Problem to solve:
Extract the complete listing and output it unchanged.

+++++

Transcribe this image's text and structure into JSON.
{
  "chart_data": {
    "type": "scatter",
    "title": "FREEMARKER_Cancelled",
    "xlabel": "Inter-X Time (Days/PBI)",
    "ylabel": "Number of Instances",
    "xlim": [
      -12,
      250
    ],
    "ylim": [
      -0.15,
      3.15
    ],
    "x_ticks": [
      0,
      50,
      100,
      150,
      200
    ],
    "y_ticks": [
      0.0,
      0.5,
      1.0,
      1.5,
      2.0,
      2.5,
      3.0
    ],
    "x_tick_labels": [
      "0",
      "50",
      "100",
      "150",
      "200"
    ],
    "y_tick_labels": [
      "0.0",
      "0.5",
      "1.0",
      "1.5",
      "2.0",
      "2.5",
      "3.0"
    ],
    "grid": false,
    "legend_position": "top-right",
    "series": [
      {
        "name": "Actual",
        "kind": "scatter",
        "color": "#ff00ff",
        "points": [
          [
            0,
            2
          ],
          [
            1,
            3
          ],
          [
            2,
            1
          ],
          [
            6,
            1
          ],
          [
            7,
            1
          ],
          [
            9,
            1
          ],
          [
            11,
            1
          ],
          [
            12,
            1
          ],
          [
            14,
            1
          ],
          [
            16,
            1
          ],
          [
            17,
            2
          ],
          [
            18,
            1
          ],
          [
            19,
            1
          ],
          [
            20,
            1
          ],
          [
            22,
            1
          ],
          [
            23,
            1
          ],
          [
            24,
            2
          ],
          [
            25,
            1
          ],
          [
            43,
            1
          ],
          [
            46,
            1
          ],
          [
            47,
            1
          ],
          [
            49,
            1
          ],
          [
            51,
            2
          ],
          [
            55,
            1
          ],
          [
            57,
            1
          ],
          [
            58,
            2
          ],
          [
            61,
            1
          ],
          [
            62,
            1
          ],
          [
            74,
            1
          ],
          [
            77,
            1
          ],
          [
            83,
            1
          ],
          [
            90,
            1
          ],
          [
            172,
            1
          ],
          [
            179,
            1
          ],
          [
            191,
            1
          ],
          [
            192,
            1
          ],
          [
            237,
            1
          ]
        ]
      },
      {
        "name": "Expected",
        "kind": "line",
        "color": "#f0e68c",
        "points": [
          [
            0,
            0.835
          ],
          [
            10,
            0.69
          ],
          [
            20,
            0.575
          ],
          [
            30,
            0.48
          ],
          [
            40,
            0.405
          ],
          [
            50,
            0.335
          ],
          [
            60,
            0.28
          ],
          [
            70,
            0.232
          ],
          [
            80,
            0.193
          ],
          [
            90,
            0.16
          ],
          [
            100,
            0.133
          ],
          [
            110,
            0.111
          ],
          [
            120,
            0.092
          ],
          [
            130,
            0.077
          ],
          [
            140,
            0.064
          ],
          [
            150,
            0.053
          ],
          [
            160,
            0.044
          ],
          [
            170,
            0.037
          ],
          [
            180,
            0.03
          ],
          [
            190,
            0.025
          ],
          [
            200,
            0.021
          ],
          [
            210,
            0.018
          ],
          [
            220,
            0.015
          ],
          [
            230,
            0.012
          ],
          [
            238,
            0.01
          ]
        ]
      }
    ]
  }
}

+++++

Response to the exercise:
Transcribe this image's text and structure into JSON.
{
  "chart_data": {
    "type": "scatter",
    "title": "FREEMARKER_Cancelled",
    "xlabel": "Inter-X Time (Days/PBI)",
    "ylabel": "Number of Instances",
    "xlim": [
      -12,
      250
    ],
    "ylim": [
      -0.15,
      3.15
    ],
    "x_ticks": [
      0,
      50,
      100,
      150,
      200
    ],
    "y_ticks": [
      0.0,
      0.5,
      1.0,
      1.5,
      2.0,
      2.5,
      3.0
    ],
    "x_tick_labels": [
      "0",
      "50",
      "100",
      "150",
      "200"
    ],
    "y_tick_labels": [
      "0.0",
      "0.5",
      "1.0",
      "1.5",
      "2.0",
      "2.5",
      "3.0"
    ],
    "grid": false,
    "legend_position": "top-right",
    "series": [
      {
        "name": "Actual",
        "kind": "scatter",
        "color": "#ff00ff",
        "points": [
          [
            0,
            2
          ],
          [
            1,
            3
          ],
          [
            2,
            1
          ],
          [
            6,
            1
          ],
          [
            7,
            1
          ],
          [
            9,
            1
          ],
          [
            11,
            1
          ],
          [
            12,
            1
          ],
          [
            14,
            1
          ],
          [
            16,
            1
          ],
          [
            17,
            2
          ],
          [
            18,
            1
          ],
          [
            19,
            1
          ],
          [
            20,
            1
          ],
          [
            22,
            1
          ],
          [
            23,
            1
          ],
          [
            24,
            2
          ],
          [
            25,
            1
          ],
          [
            43,
            1
          ],
          [
            46,
            1
          ],
          [
            47,
            1
          ],
          [
            49,
            1
          ],
          [
            51,
            2
          ],
          [
            55,
            1
          ],
          [
            57,
            1
          ],
          [
            58,
            2
          ],
          [
            61,
            1
          ],
          [
            62,
            1
          ],
          [
            74,
            1
          ],
          [
            77,
            1
          ],
          [
            83,
            1
          ],
          [
            90,
            1
          ],
          [
            172,
            1
          ],
          [
            179,
            1
          ],
          [
            191,
            1
          ],
          [
            192,
            1
          ],
          [
            237,
            1
          ]
        ]
      },
      {
        "name": "Expected",
        "kind": "line",
        "color": "#f0e68c",
        "points": [
          [
            0,
            0.835
          ],
          [
            10,
            0.69
          ],
          [
            20,
            0.575
          ],
          [
            30,
            0.48
          ],
          [
            40,
            0.405
          ],
          [
            50,
            0.335
          ],
          [
            60,
            0.28
          ],
          [
            70,
            0.232
          ],
          [
            80,
            0.193
          ],
          [
            90,
            0.16
          ],
          [
            100,
            0.133
          ],
          [
            110,
            0.111
          ],
          [
            120,
            0.092
          ],
          [
            130,
            0.077
          ],
          [
            140,
            0.064
          ],
          [
            150,
            0.053
          ],
          [
            160,
            0.044
          ],
          [
            170,
            0.037
          ],
          [
            180,
            0.03
          ],
          [
            190,
            0.025
          ],
          [
            200,
            0.021
          ],
          [
            210,
            0.018
          ],
          [
            220,
            0.015
          ],
          [
            230,
            0.012
          ],
          [
            238,
            0.01
          ]
        ]
      }
    ]
  }
}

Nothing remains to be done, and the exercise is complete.